[Extracted records]
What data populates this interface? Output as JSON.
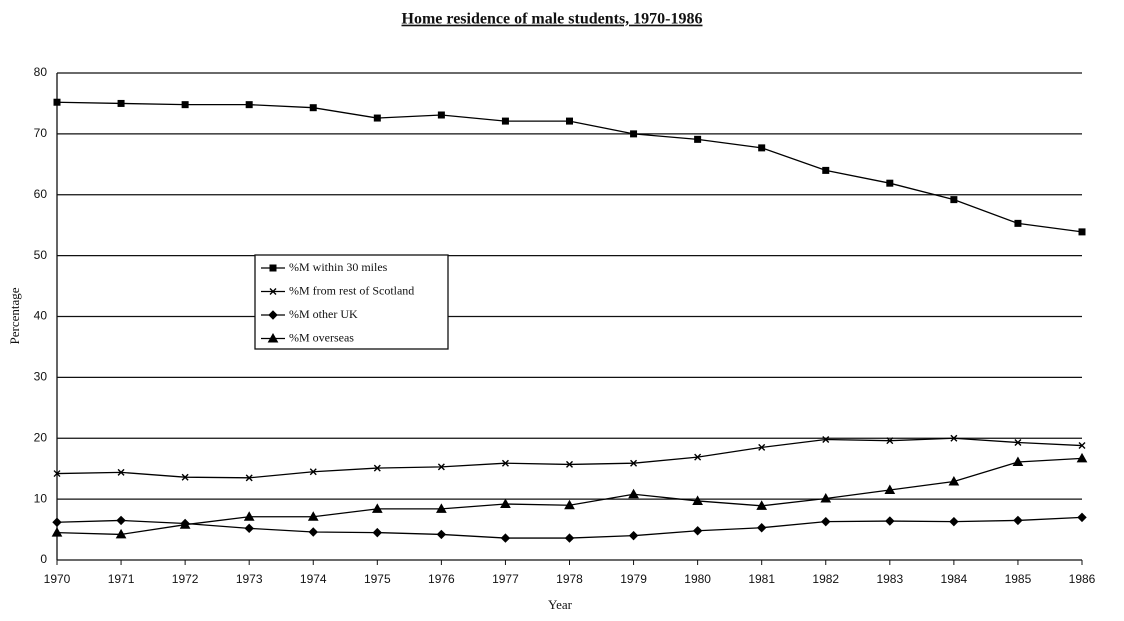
{
  "chart_data": {
    "type": "line",
    "title": "Home residence of male students, 1970-1986",
    "x_label": "Year",
    "y_label": "Percentage",
    "categories": [
      "1970",
      "1971",
      "1972",
      "1973",
      "1974",
      "1975",
      "1976",
      "1977",
      "1978",
      "1979",
      "1980",
      "1981",
      "1982",
      "1983",
      "1984",
      "1985",
      "1986"
    ],
    "ylim": [
      0,
      80
    ],
    "yticks": [
      0,
      10,
      20,
      30,
      40,
      50,
      60,
      70,
      80
    ],
    "grid": true,
    "series": [
      {
        "name": "%M within 30 miles",
        "color": "#000000",
        "marker": "square",
        "values": [
          75.2,
          75,
          74.8,
          74.8,
          74.3,
          72.6,
          73.1,
          72.1,
          72.1,
          70,
          69.1,
          67.7,
          64,
          61.9,
          59.2,
          55.3,
          53.9
        ]
      },
      {
        "name": "%M from rest of Scotland",
        "color": "#000000",
        "marker": "x",
        "values": [
          14.2,
          14.4,
          13.6,
          13.5,
          14.5,
          15.1,
          15.3,
          15.9,
          15.7,
          15.9,
          16.9,
          18.5,
          19.8,
          19.6,
          20.0,
          19.3,
          18.8
        ]
      },
      {
        "name": "%M other UK",
        "color": "#000000",
        "marker": "diamond",
        "values": [
          6.2,
          6.5,
          6.0,
          5.2,
          4.6,
          4.5,
          4.2,
          3.6,
          3.6,
          4.0,
          4.8,
          5.3,
          6.3,
          6.4,
          6.3,
          6.5,
          7.0
        ]
      },
      {
        "name": "%M overseas",
        "color": "#000000",
        "marker": "triangle",
        "values": [
          4.5,
          4.2,
          5.8,
          7.1,
          7.1,
          8.4,
          8.4,
          9.2,
          9.0,
          10.8,
          9.7,
          8.9,
          10.1,
          11.5,
          12.9,
          16.1,
          16.7
        ]
      }
    ]
  }
}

**Task goal:**
Skip the pictures, then retype every line above exactly.

**Correct answer:**
What data populates this interface? Output as JSON.
{
  "chart_data": {
    "type": "line",
    "title": "Home residence of male students, 1970-1986",
    "x_label": "Year",
    "y_label": "Percentage",
    "categories": [
      "1970",
      "1971",
      "1972",
      "1973",
      "1974",
      "1975",
      "1976",
      "1977",
      "1978",
      "1979",
      "1980",
      "1981",
      "1982",
      "1983",
      "1984",
      "1985",
      "1986"
    ],
    "ylim": [
      0,
      80
    ],
    "yticks": [
      0,
      10,
      20,
      30,
      40,
      50,
      60,
      70,
      80
    ],
    "grid": true,
    "series": [
      {
        "name": "%M within 30 miles",
        "color": "#000000",
        "marker": "square",
        "values": [
          75.2,
          75,
          74.8,
          74.8,
          74.3,
          72.6,
          73.1,
          72.1,
          72.1,
          70,
          69.1,
          67.7,
          64,
          61.9,
          59.2,
          55.3,
          53.9
        ]
      },
      {
        "name": "%M from rest of Scotland",
        "color": "#000000",
        "marker": "x",
        "values": [
          14.2,
          14.4,
          13.6,
          13.5,
          14.5,
          15.1,
          15.3,
          15.9,
          15.7,
          15.9,
          16.9,
          18.5,
          19.8,
          19.6,
          20.0,
          19.3,
          18.8
        ]
      },
      {
        "name": "%M other UK",
        "color": "#000000",
        "marker": "diamond",
        "values": [
          6.2,
          6.5,
          6.0,
          5.2,
          4.6,
          4.5,
          4.2,
          3.6,
          3.6,
          4.0,
          4.8,
          5.3,
          6.3,
          6.4,
          6.3,
          6.5,
          7.0
        ]
      },
      {
        "name": "%M overseas",
        "color": "#000000",
        "marker": "triangle",
        "values": [
          4.5,
          4.2,
          5.8,
          7.1,
          7.1,
          8.4,
          8.4,
          9.2,
          9.0,
          10.8,
          9.7,
          8.9,
          10.1,
          11.5,
          12.9,
          16.1,
          16.7
        ]
      }
    ]
  }
}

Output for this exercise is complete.